** begin EXERCISE MATERIALS **

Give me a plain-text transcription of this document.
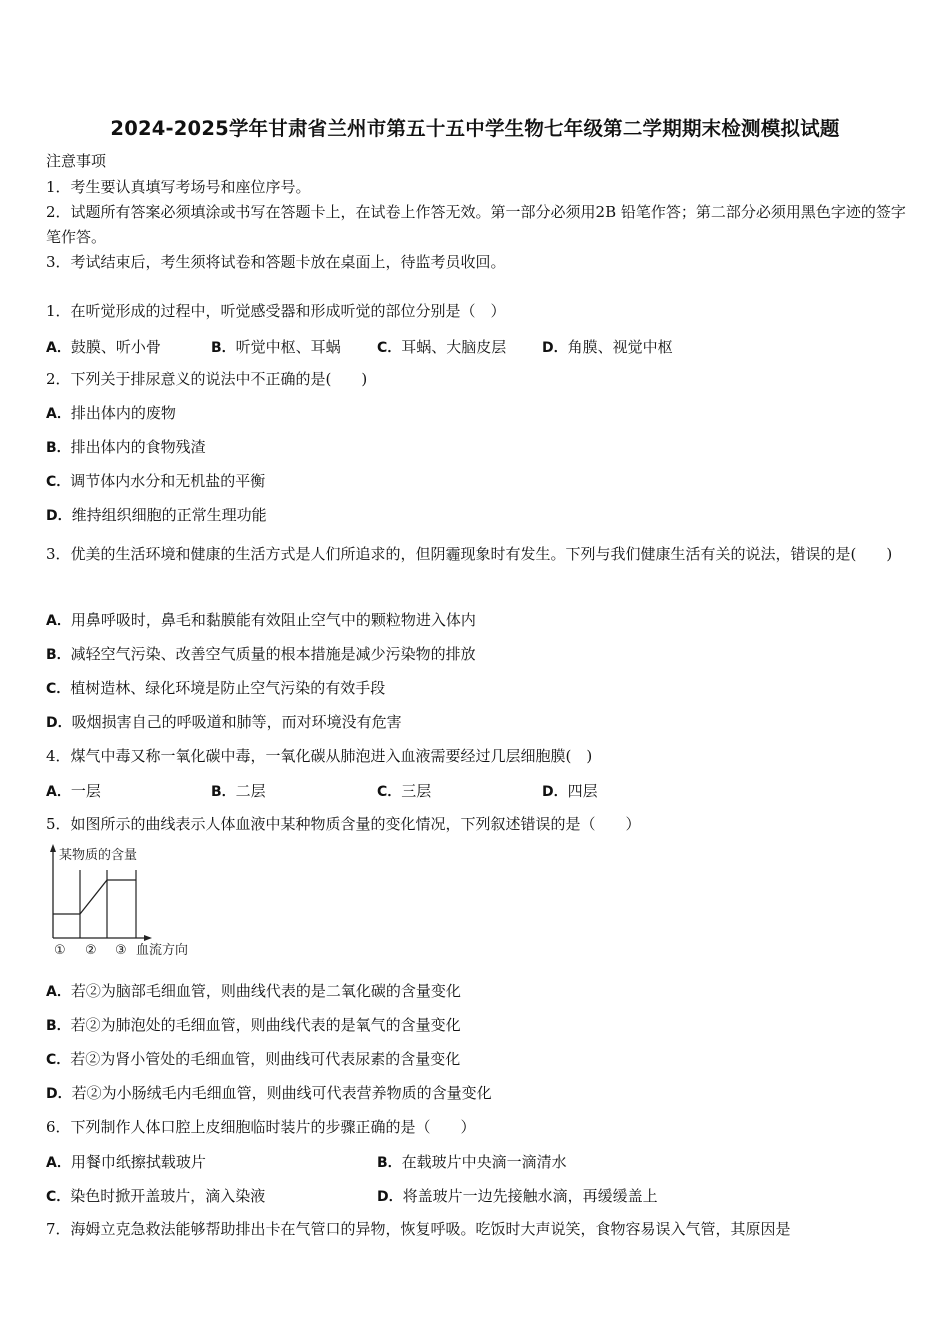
2024-2025学年甘肃省兰州市第五十五中学生物七年级第二学期期末检测模拟试题
注意事项
1．考生要认真填写考场号和座位序号。
2．试题所有答案必须填涂或书写在答题卡上，在试卷上作答无效。第一部分必须用2B 铅笔作答；第二部分必须用黑色字迹的签字笔作答。
3．考试结束后，考生须将试卷和答题卡放在桌面上，待监考员收回。
1．在听觉形成的过程中，听觉感受器和形成听觉的部位分别是（　）
A．鼓膜、听小骨	B．听觉中枢、耳蜗	C．耳蜗、大脑皮层	D．角膜、视觉中枢
2．下列关于排尿意义的说法中不正确的是(　　)
A．排出体内的废物
B．排出体内的食物残渣
C．调节体内水分和无机盐的平衡
D．维持组织细胞的正常生理功能
3．优美的生活环境和健康的生活方式是人们所追求的，但阴霾现象时有发生。下列与我们健康生活有关的说法，错误的是(　　)
A．用鼻呼吸时，鼻毛和黏膜能有效阻止空气中的颗粒物进入体内
B．减轻空气污染、改善空气质量的根本措施是减少污染物的排放
C．植树造林、绿化环境是防止空气污染的有效手段
D．吸烟损害自己的呼吸道和肺等，而对环境没有危害
4．煤气中毒又称一氧化碳中毒，一氧化碳从肺泡进入血液需要经过几层细胞膜(　)
A．一层	B．二层	C．三层	D．四层
5．如图所示的曲线表示人体血液中某种物质含量的变化情况，下列叙述错误的是（　　）
某物质的含量
① ② ③ 血流方向
A．若②为脑部毛细血管，则曲线代表的是二氧化碳的含量变化
B．若②为肺泡处的毛细血管，则曲线代表的是氧气的含量变化
C．若②为肾小管处的毛细血管，则曲线可代表尿素的含量变化
D．若②为小肠绒毛内毛细血管，则曲线可代表营养物质的含量变化
6．下列制作人体口腔上皮细胞临时装片的步骤正确的是（　　）
A．用餐巾纸擦拭载玻片	B．在载玻片中央滴一滴清水
C．染色时掀开盖玻片，滴入染液	D．将盖玻片一边先接触水滴，再缓缓盖上
7．海姆立克急救法能够帮助排出卡在气管口的异物，恢复呼吸。吃饭时大声说笑，食物容易误入气管，其原因是
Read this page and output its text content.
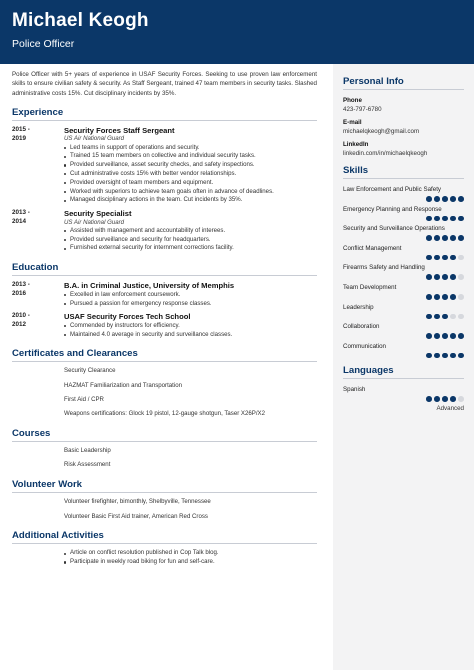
Michael Keogh
Police Officer

Police Officer with 5+ years of experience in USAF Security Forces. Seeking to use proven law enforcement skills to ensure civilian safety & security. As Staff Sergeant, trained 47 team members in security tasks. Slashed administrative costs 15%. Cut disciplinary incidents by 35%.

Experience
2015 -
2019
Security Forces Staff Sergeant
US Air National Guard
Led teams in support of operations and security.
Trained 15 team members on collective and individual security tasks.
Provided surveillance, asset security checks, and safety inspections.
Cut administrative costs 15% with better vendor relationships.
Provided oversight of team members and equipment.
Worked with superiors to achieve team goals often in advance of deadlines.
Managed disciplinary actions in the team. Cut incidents by 35%.
2013 -
2014
Security Specialist
US Air National Guard
Assisted with management and accountability of interees.
Provided surveillance and security for headquarters.
Furnished external security for internment corrections facility.
Education
2013 -
2016
B.A. in Criminal Justice, University of Memphis
Excelled in law enforcement coursework.
Pursued a passion for emergency response classes.
2010 -
2012
USAF Security Forces Tech School
Commended by instructors for efficiency.
Maintained 4.0 average in security and surveillance classes.
Certificates and Clearances
Security Clearance
HAZMAT Familiarization and Transportation
First Aid / CPR
Weapons certifications: Glock 19 pistol, 12-gauge shotgun, Taser X26P/X2
Courses
Basic Leadership
Risk Assessment
Volunteer Work
Volunteer firefighter, bimonthly, Shelbyville, Tennessee
Volunteer Basic First Aid trainer, American Red Cross
Additional Activities
Article on conflict resolution published in Cop Talk blog.
Participate in weekly road biking for fun and self-care.
Personal Info
Phone
423-797-6780
E-mail
michaelqkeogh@gmail.com
LinkedIn
linkedin.com/in/michaelqkeogh
Skills
Law Enforcement and Public Safety
Emergency Planning and Response
Security and Surveillance Operations
Conflict Management
Firearms Safety and Handling
Team Development
Leadership
Collaboration
Communication
Languages
Spanish
Advanced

** end EXERCISE MATERIALS **

GIVEN INSTRUCTION — Give only the count of lines in this material that contain the string "Officer".

REPLY TO THE TASK — 2